Dataset excerpts:
* * *
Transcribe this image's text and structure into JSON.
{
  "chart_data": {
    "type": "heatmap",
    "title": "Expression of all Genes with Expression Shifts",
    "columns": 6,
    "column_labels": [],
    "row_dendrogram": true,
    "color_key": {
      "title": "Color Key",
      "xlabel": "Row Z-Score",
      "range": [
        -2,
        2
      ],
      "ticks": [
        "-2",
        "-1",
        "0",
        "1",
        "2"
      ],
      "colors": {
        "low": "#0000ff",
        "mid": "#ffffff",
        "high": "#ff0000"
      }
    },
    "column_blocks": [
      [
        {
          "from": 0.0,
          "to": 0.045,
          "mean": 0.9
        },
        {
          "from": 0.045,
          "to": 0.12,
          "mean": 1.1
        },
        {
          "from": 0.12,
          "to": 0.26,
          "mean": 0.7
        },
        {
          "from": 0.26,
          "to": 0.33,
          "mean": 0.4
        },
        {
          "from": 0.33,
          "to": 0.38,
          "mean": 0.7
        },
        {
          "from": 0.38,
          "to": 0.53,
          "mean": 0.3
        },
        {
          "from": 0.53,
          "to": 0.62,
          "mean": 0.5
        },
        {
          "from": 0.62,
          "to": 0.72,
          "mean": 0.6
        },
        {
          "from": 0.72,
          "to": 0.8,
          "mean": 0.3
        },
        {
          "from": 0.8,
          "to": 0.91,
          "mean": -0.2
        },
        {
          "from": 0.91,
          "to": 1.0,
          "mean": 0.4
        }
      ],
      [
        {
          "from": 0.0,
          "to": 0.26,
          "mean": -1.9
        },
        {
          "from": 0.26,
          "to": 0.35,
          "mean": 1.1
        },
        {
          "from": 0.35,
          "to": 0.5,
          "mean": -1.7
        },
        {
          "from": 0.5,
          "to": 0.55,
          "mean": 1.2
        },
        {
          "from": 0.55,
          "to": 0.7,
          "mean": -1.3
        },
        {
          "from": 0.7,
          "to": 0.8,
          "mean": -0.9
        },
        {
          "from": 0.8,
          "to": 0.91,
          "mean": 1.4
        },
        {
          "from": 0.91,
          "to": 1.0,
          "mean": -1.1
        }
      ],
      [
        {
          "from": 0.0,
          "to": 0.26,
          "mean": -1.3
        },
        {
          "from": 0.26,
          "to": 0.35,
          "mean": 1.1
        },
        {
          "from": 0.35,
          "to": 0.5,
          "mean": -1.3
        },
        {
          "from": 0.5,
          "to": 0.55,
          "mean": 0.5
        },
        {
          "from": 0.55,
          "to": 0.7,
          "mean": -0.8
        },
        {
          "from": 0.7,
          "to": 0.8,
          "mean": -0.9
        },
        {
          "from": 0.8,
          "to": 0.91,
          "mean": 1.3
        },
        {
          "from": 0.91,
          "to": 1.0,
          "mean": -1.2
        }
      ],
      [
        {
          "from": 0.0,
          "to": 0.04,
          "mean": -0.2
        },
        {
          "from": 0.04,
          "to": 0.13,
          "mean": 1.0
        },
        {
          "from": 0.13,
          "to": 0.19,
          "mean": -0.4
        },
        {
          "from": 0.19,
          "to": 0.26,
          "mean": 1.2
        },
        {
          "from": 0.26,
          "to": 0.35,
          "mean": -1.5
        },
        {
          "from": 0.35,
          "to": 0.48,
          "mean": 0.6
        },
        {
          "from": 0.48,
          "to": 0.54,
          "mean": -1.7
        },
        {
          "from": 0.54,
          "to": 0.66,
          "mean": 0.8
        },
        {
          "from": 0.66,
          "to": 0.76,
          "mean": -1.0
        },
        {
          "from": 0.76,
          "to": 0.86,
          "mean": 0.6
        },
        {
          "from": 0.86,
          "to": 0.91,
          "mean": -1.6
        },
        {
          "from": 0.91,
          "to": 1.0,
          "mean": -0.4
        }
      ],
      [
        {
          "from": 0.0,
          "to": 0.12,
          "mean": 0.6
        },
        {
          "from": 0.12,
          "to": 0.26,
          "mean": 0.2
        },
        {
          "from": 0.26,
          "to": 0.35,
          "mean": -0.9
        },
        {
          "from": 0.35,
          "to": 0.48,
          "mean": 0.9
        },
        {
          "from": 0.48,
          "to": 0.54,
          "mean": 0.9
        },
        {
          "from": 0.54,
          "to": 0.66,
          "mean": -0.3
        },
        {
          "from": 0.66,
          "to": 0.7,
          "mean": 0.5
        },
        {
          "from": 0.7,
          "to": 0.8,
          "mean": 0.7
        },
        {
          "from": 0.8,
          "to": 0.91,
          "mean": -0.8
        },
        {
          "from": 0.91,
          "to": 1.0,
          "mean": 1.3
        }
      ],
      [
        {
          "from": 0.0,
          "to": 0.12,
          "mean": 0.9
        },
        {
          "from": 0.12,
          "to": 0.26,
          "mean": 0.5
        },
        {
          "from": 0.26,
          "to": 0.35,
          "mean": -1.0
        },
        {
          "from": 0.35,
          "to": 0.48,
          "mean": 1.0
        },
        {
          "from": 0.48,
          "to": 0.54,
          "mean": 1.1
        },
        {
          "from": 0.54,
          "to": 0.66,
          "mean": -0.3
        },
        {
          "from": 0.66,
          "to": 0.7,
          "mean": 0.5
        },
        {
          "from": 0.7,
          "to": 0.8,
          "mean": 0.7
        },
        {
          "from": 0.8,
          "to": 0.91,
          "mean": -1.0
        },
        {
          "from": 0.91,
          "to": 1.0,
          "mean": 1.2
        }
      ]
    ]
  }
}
* * *
[Task directions] Your task is to repeat each of the records above exactly.

[Your solution]
Transcribe this image's text and structure into JSON.
{
  "chart_data": {
    "type": "heatmap",
    "title": "Expression of all Genes with Expression Shifts",
    "columns": 6,
    "column_labels": [],
    "row_dendrogram": true,
    "color_key": {
      "title": "Color Key",
      "xlabel": "Row Z-Score",
      "range": [
        -2,
        2
      ],
      "ticks": [
        "-2",
        "-1",
        "0",
        "1",
        "2"
      ],
      "colors": {
        "low": "#0000ff",
        "mid": "#ffffff",
        "high": "#ff0000"
      }
    },
    "column_blocks": [
      [
        {
          "from": 0.0,
          "to": 0.045,
          "mean": 0.9
        },
        {
          "from": 0.045,
          "to": 0.12,
          "mean": 1.1
        },
        {
          "from": 0.12,
          "to": 0.26,
          "mean": 0.7
        },
        {
          "from": 0.26,
          "to": 0.33,
          "mean": 0.4
        },
        {
          "from": 0.33,
          "to": 0.38,
          "mean": 0.7
        },
        {
          "from": 0.38,
          "to": 0.53,
          "mean": 0.3
        },
        {
          "from": 0.53,
          "to": 0.62,
          "mean": 0.5
        },
        {
          "from": 0.62,
          "to": 0.72,
          "mean": 0.6
        },
        {
          "from": 0.72,
          "to": 0.8,
          "mean": 0.3
        },
        {
          "from": 0.8,
          "to": 0.91,
          "mean": -0.2
        },
        {
          "from": 0.91,
          "to": 1.0,
          "mean": 0.4
        }
      ],
      [
        {
          "from": 0.0,
          "to": 0.26,
          "mean": -1.9
        },
        {
          "from": 0.26,
          "to": 0.35,
          "mean": 1.1
        },
        {
          "from": 0.35,
          "to": 0.5,
          "mean": -1.7
        },
        {
          "from": 0.5,
          "to": 0.55,
          "mean": 1.2
        },
        {
          "from": 0.55,
          "to": 0.7,
          "mean": -1.3
        },
        {
          "from": 0.7,
          "to": 0.8,
          "mean": -0.9
        },
        {
          "from": 0.8,
          "to": 0.91,
          "mean": 1.4
        },
        {
          "from": 0.91,
          "to": 1.0,
          "mean": -1.1
        }
      ],
      [
        {
          "from": 0.0,
          "to": 0.26,
          "mean": -1.3
        },
        {
          "from": 0.26,
          "to": 0.35,
          "mean": 1.1
        },
        {
          "from": 0.35,
          "to": 0.5,
          "mean": -1.3
        },
        {
          "from": 0.5,
          "to": 0.55,
          "mean": 0.5
        },
        {
          "from": 0.55,
          "to": 0.7,
          "mean": -0.8
        },
        {
          "from": 0.7,
          "to": 0.8,
          "mean": -0.9
        },
        {
          "from": 0.8,
          "to": 0.91,
          "mean": 1.3
        },
        {
          "from": 0.91,
          "to": 1.0,
          "mean": -1.2
        }
      ],
      [
        {
          "from": 0.0,
          "to": 0.04,
          "mean": -0.2
        },
        {
          "from": 0.04,
          "to": 0.13,
          "mean": 1.0
        },
        {
          "from": 0.13,
          "to": 0.19,
          "mean": -0.4
        },
        {
          "from": 0.19,
          "to": 0.26,
          "mean": 1.2
        },
        {
          "from": 0.26,
          "to": 0.35,
          "mean": -1.5
        },
        {
          "from": 0.35,
          "to": 0.48,
          "mean": 0.6
        },
        {
          "from": 0.48,
          "to": 0.54,
          "mean": -1.7
        },
        {
          "from": 0.54,
          "to": 0.66,
          "mean": 0.8
        },
        {
          "from": 0.66,
          "to": 0.76,
          "mean": -1.0
        },
        {
          "from": 0.76,
          "to": 0.86,
          "mean": 0.6
        },
        {
          "from": 0.86,
          "to": 0.91,
          "mean": -1.6
        },
        {
          "from": 0.91,
          "to": 1.0,
          "mean": -0.4
        }
      ],
      [
        {
          "from": 0.0,
          "to": 0.12,
          "mean": 0.6
        },
        {
          "from": 0.12,
          "to": 0.26,
          "mean": 0.2
        },
        {
          "from": 0.26,
          "to": 0.35,
          "mean": -0.9
        },
        {
          "from": 0.35,
          "to": 0.48,
          "mean": 0.9
        },
        {
          "from": 0.48,
          "to": 0.54,
          "mean": 0.9
        },
        {
          "from": 0.54,
          "to": 0.66,
          "mean": -0.3
        },
        {
          "from": 0.66,
          "to": 0.7,
          "mean": 0.5
        },
        {
          "from": 0.7,
          "to": 0.8,
          "mean": 0.7
        },
        {
          "from": 0.8,
          "to": 0.91,
          "mean": -0.8
        },
        {
          "from": 0.91,
          "to": 1.0,
          "mean": 1.3
        }
      ],
      [
        {
          "from": 0.0,
          "to": 0.12,
          "mean": 0.9
        },
        {
          "from": 0.12,
          "to": 0.26,
          "mean": 0.5
        },
        {
          "from": 0.26,
          "to": 0.35,
          "mean": -1.0
        },
        {
          "from": 0.35,
          "to": 0.48,
          "mean": 1.0
        },
        {
          "from": 0.48,
          "to": 0.54,
          "mean": 1.1
        },
        {
          "from": 0.54,
          "to": 0.66,
          "mean": -0.3
        },
        {
          "from": 0.66,
          "to": 0.7,
          "mean": 0.5
        },
        {
          "from": 0.7,
          "to": 0.8,
          "mean": 0.7
        },
        {
          "from": 0.8,
          "to": 0.91,
          "mean": -1.0
        },
        {
          "from": 0.91,
          "to": 1.0,
          "mean": 1.2
        }
      ]
    ]
  }
}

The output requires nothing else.